▶ _TASK_:
Retype every entry exactly, character for character.
◆ ◆ ◆ ◆ ◆ ◆ ◆
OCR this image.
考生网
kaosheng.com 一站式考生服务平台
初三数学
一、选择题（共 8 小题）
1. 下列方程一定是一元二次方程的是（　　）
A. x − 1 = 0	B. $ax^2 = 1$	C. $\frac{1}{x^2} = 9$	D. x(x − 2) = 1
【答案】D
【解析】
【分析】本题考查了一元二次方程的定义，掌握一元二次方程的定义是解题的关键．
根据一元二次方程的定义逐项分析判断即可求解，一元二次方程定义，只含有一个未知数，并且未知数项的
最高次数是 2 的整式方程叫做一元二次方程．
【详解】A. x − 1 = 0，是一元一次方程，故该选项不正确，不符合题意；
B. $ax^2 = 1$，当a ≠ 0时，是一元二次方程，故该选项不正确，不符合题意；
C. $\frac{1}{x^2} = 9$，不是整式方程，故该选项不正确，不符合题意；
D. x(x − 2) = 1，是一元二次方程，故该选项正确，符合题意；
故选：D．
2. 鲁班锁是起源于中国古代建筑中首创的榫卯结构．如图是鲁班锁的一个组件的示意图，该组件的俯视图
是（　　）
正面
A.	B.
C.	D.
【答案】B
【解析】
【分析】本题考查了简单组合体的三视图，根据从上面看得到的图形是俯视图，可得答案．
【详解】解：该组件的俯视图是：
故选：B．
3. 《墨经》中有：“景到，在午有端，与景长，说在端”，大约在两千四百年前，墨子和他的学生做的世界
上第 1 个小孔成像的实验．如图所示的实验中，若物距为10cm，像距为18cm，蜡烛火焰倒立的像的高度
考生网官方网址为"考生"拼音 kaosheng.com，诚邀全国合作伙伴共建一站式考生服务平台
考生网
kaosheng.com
◆ ◆ ◆ ◆ ◆ ◆ ◆
▶ _TASK ANSWER_:
OCR this image.
考生网
kaosheng.com 一站式考生服务平台
初三数学
一、选择题（共 8 小题）
1. 下列方程一定是一元二次方程的是（　　）
A. x − 1 = 0	B. $ax^2 = 1$	C. $\frac{1}{x^2} = 9$	D. x(x − 2) = 1
【答案】D
【解析】
【分析】本题考查了一元二次方程的定义，掌握一元二次方程的定义是解题的关键．
根据一元二次方程的定义逐项分析判断即可求解，一元二次方程定义，只含有一个未知数，并且未知数项的
最高次数是 2 的整式方程叫做一元二次方程．
【详解】A. x − 1 = 0，是一元一次方程，故该选项不正确，不符合题意；
B. $ax^2 = 1$，当a ≠ 0时，是一元二次方程，故该选项不正确，不符合题意；
C. $\frac{1}{x^2} = 9$，不是整式方程，故该选项不正确，不符合题意；
D. x(x − 2) = 1，是一元二次方程，故该选项正确，符合题意；
故选：D．
2. 鲁班锁是起源于中国古代建筑中首创的榫卯结构．如图是鲁班锁的一个组件的示意图，该组件的俯视图
是（　　）
正面
A.	B.
C.	D.
【答案】B
【解析】
【分析】本题考查了简单组合体的三视图，根据从上面看得到的图形是俯视图，可得答案．
【详解】解：该组件的俯视图是：
故选：B．
3. 《墨经》中有：“景到，在午有端，与景长，说在端”，大约在两千四百年前，墨子和他的学生做的世界
上第 1 个小孔成像的实验．如图所示的实验中，若物距为10cm，像距为18cm，蜡烛火焰倒立的像的高度
考生网官方网址为"考生"拼音 kaosheng.com，诚邀全国合作伙伴共建一站式考生服务平台
考生网
kaosheng.com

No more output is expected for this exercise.